### Records supplied
+-------+
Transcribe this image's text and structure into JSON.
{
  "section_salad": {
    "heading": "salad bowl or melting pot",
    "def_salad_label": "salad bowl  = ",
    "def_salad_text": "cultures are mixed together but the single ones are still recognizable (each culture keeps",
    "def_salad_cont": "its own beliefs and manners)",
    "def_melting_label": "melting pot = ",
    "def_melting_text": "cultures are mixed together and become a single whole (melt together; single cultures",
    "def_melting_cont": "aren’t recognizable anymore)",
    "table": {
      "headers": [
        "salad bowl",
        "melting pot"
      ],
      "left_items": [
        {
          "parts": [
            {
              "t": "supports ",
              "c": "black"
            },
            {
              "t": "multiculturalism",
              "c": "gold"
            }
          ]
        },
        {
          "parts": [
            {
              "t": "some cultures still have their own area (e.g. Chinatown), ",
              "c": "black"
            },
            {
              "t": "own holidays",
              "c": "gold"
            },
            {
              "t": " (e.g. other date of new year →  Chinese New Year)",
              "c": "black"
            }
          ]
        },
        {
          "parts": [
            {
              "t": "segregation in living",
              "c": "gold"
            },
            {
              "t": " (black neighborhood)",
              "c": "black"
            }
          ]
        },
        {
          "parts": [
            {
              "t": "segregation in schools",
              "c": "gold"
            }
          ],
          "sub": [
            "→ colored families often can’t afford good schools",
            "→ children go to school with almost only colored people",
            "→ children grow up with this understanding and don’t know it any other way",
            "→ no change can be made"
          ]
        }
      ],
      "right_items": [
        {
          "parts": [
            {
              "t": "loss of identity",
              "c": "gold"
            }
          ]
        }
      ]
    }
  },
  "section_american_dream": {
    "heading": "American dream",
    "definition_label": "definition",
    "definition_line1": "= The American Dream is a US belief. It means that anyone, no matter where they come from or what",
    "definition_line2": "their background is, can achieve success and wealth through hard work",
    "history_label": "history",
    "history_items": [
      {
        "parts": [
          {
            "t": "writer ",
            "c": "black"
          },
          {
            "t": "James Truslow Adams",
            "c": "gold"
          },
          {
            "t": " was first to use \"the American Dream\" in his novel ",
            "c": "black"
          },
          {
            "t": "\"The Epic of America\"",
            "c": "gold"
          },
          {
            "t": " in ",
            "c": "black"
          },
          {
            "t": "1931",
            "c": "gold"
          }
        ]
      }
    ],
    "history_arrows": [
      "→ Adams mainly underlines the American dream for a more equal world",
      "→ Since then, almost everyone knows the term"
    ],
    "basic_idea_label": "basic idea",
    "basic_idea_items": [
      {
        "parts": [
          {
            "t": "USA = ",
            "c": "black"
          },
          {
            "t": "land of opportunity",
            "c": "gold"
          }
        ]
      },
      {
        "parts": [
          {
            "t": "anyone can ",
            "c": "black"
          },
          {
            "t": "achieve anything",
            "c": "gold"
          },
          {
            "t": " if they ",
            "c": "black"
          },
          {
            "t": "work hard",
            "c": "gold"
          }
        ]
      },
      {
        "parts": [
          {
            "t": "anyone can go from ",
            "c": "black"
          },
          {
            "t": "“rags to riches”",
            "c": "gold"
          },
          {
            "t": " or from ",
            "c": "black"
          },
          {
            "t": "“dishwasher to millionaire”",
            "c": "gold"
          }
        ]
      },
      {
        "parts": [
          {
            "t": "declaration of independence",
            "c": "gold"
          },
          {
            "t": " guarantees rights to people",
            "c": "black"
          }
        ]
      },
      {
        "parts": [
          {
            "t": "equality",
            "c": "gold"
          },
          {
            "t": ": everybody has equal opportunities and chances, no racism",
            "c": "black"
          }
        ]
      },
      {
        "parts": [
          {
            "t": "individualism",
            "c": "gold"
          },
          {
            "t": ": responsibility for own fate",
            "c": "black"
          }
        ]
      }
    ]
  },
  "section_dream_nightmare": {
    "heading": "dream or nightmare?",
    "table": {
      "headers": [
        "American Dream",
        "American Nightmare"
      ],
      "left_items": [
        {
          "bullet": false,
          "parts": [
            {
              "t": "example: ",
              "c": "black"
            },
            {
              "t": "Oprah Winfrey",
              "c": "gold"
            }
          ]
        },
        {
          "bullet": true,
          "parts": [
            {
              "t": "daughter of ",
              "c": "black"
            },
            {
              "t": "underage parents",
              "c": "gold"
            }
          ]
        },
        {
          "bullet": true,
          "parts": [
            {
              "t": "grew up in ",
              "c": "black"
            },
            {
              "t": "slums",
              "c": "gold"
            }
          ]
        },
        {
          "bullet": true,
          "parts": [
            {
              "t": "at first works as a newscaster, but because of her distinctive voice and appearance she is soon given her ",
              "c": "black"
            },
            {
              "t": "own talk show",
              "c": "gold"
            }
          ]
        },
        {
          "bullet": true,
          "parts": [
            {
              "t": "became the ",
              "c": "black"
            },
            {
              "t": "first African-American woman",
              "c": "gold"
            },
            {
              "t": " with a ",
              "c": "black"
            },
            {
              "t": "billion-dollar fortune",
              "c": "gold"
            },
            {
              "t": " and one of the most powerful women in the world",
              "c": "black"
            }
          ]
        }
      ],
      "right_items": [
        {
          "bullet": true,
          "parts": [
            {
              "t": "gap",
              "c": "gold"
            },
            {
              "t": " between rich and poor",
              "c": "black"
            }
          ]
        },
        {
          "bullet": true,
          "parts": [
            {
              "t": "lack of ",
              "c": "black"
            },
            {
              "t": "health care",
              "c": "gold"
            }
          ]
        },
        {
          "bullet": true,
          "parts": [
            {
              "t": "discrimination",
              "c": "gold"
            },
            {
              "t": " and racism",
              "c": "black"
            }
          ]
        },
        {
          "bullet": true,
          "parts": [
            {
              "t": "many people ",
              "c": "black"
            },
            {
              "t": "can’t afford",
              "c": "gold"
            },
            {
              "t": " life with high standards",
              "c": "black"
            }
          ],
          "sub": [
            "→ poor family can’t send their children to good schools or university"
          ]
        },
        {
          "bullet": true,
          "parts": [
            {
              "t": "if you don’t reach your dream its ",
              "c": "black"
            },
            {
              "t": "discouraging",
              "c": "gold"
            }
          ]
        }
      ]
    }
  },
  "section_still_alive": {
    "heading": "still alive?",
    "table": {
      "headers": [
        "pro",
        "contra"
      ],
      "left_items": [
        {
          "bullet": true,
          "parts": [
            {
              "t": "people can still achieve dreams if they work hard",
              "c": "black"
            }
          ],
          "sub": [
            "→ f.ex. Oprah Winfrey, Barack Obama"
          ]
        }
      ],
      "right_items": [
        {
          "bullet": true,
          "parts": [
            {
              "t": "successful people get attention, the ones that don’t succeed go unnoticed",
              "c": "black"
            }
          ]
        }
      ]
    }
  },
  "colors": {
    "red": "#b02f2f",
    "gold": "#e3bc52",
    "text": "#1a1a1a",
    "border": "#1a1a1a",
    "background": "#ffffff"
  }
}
+-------+
Report how many lines in the records hold the word "Winfrey", giving the number and nothing else.

### Answer to this problem
2